| Task directions |
In the records below, find the line containing "What text is on this page?", then copy that line and all lines after it, exactly, omitting every picture.

| Data entries |
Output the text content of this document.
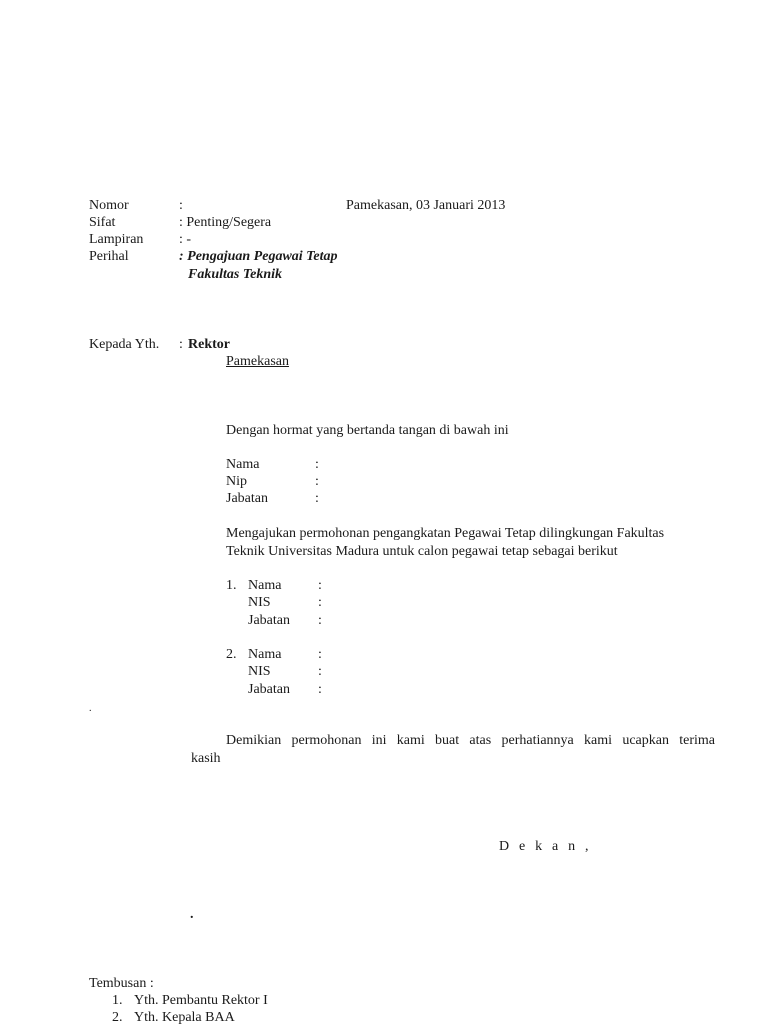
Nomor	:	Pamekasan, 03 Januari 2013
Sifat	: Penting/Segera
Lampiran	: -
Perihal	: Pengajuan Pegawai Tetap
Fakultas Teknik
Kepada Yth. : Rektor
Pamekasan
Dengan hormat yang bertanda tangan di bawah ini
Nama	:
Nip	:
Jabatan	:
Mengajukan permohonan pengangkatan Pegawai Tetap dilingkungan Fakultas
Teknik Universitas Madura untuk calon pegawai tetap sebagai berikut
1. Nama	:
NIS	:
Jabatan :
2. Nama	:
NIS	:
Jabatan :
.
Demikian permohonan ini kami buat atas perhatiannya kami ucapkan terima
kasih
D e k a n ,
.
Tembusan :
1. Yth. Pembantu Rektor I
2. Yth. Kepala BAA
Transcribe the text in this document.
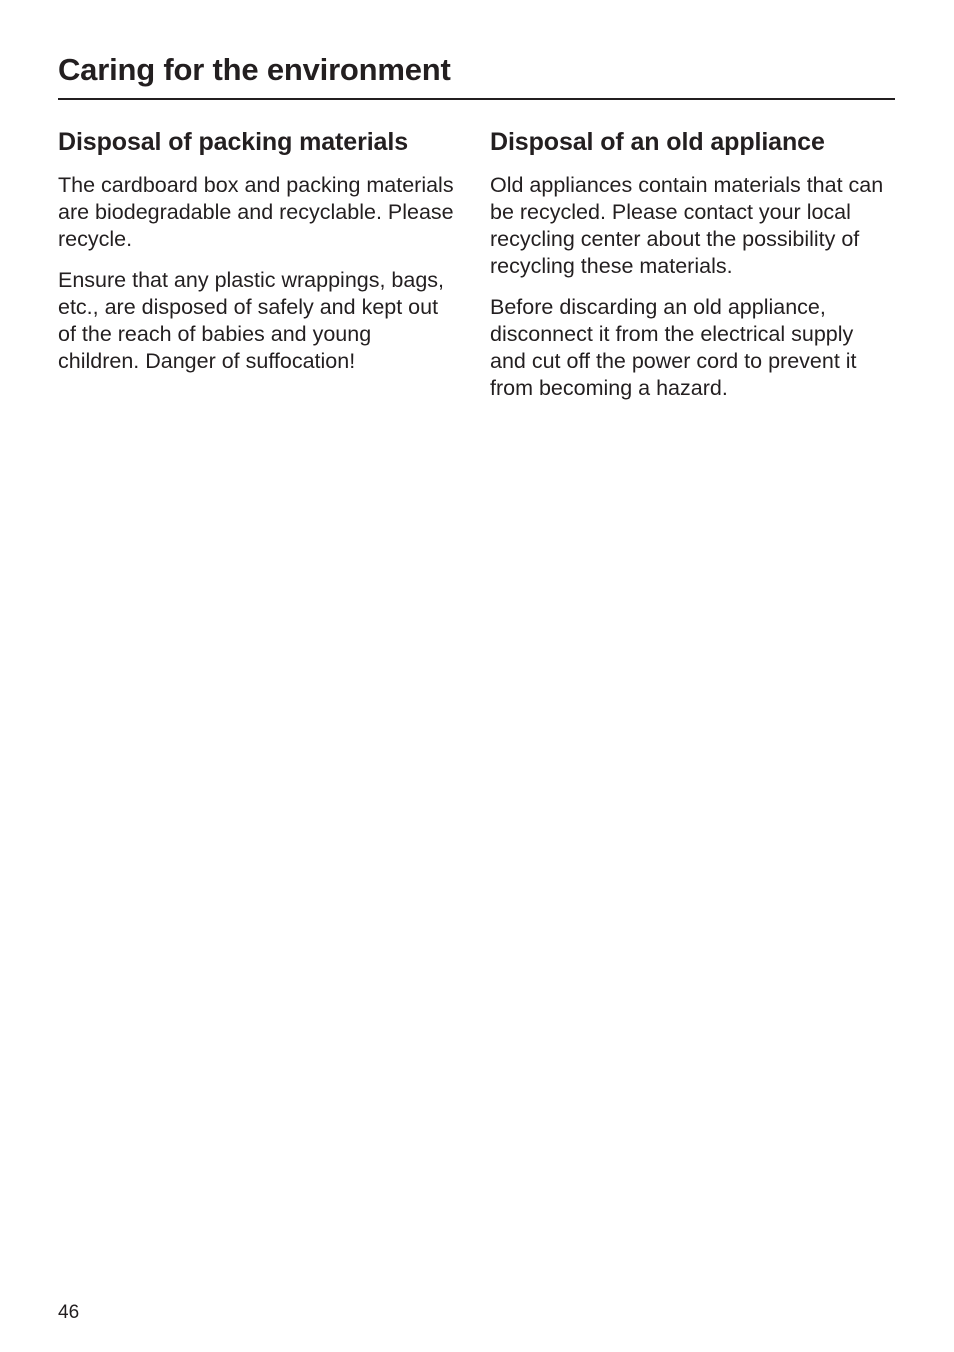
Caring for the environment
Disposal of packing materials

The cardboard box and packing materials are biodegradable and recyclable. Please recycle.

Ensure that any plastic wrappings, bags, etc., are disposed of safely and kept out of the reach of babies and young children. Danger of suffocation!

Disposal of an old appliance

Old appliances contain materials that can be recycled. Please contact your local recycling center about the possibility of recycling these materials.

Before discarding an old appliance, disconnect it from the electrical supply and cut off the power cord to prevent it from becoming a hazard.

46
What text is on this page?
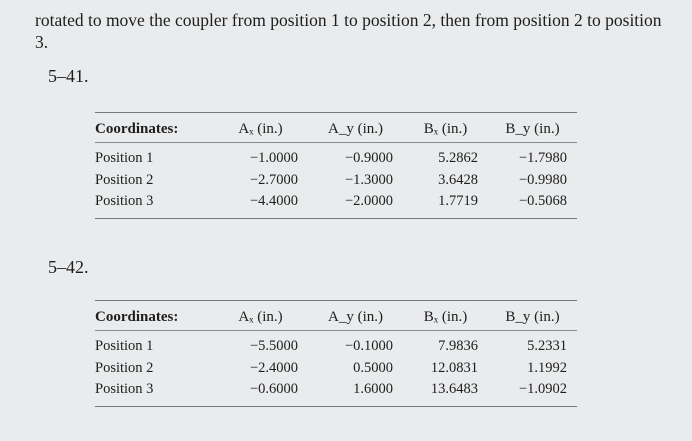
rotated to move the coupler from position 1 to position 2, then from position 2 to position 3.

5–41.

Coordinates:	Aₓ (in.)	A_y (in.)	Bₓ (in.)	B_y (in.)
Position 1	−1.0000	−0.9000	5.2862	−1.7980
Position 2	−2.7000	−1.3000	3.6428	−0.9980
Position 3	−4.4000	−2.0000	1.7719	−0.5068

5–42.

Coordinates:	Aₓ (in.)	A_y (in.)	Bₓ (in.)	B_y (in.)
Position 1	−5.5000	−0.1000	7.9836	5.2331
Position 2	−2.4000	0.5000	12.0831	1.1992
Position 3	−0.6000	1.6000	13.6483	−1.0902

| Correct result |
What text is on this page?
rotated to move the coupler from position 1 to position 2, then from position 2 to position 3.

5–41.

Coordinates:	Aₓ (in.)	A_y (in.)	Bₓ (in.)	B_y (in.)
Position 1	−1.0000	−0.9000	5.2862	−1.7980
Position 2	−2.7000	−1.3000	3.6428	−0.9980
Position 3	−4.4000	−2.0000	1.7719	−0.5068

5–42.

Coordinates:	Aₓ (in.)	A_y (in.)	Bₓ (in.)	B_y (in.)
Position 1	−5.5000	−0.1000	7.9836	5.2331
Position 2	−2.4000	0.5000	12.0831	1.1992
Position 3	−0.6000	1.6000	13.6483	−1.0902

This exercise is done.